Give back exactly the lines running from the line with "Read this page and output its text content." to the end of the entries, and only those lines.
━━ LISTING
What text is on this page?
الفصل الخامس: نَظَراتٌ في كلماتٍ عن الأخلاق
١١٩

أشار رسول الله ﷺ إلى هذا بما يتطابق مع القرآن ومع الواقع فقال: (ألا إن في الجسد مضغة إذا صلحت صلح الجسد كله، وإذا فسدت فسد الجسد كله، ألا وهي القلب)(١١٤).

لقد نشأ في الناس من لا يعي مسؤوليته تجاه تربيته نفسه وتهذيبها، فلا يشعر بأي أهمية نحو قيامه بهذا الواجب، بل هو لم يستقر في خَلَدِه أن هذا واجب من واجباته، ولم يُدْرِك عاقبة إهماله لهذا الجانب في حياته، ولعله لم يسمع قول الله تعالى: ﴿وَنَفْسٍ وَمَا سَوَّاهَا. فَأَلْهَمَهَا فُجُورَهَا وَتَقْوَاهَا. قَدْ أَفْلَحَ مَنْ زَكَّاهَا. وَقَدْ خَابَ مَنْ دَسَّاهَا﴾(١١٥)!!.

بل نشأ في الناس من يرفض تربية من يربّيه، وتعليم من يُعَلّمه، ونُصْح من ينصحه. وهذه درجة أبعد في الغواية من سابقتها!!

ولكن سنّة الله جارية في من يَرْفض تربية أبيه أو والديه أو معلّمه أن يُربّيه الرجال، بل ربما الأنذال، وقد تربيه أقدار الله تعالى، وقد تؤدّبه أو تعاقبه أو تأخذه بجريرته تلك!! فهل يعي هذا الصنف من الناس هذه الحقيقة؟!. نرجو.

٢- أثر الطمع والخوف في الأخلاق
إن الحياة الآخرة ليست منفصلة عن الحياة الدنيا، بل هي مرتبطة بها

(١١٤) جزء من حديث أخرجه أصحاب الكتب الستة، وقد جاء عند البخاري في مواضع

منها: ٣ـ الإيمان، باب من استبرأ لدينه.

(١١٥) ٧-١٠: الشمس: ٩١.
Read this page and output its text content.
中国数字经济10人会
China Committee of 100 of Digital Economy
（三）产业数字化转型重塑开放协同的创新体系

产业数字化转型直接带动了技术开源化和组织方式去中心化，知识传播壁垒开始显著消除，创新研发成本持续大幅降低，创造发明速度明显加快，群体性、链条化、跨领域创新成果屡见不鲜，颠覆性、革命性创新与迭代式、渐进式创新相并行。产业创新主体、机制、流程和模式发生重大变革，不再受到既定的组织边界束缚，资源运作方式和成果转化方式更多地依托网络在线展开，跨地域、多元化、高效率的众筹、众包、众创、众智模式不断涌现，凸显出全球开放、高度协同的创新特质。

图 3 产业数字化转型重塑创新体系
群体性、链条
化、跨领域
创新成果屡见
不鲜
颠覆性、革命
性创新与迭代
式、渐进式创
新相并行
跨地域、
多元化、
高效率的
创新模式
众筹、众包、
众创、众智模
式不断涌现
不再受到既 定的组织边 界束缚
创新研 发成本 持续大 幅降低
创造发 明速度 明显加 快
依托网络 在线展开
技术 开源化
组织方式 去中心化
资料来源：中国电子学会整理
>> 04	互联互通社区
━━━━
- **RESPONSE**:
Read this page and output its text content.
中国数字经济10人会
China Committee of 100 of Digital Economy
（三）产业数字化转型重塑开放协同的创新体系

产业数字化转型直接带动了技术开源化和组织方式去中心化，知识传播壁垒开始显著消除，创新研发成本持续大幅降低，创造发明速度明显加快，群体性、链条化、跨领域创新成果屡见不鲜，颠覆性、革命性创新与迭代式、渐进式创新相并行。产业创新主体、机制、流程和模式发生重大变革，不再受到既定的组织边界束缚，资源运作方式和成果转化方式更多地依托网络在线展开，跨地域、多元化、高效率的众筹、众包、众创、众智模式不断涌现，凸显出全球开放、高度协同的创新特质。

图 3 产业数字化转型重塑创新体系
群体性、链条
化、跨领域
创新成果屡见
不鲜
颠覆性、革命
性创新与迭代
式、渐进式创
新相并行
跨地域、
多元化、
高效率的
创新模式
众筹、众包、
众创、众智模
式不断涌现
不再受到既 定的组织边 界束缚
创新研 发成本 持续大 幅降低
创造发 明速度 明显加 快
依托网络 在线展开
技术 开源化
组织方式 去中心化
资料来源：中国电子学会整理
>> 04	互联互通社区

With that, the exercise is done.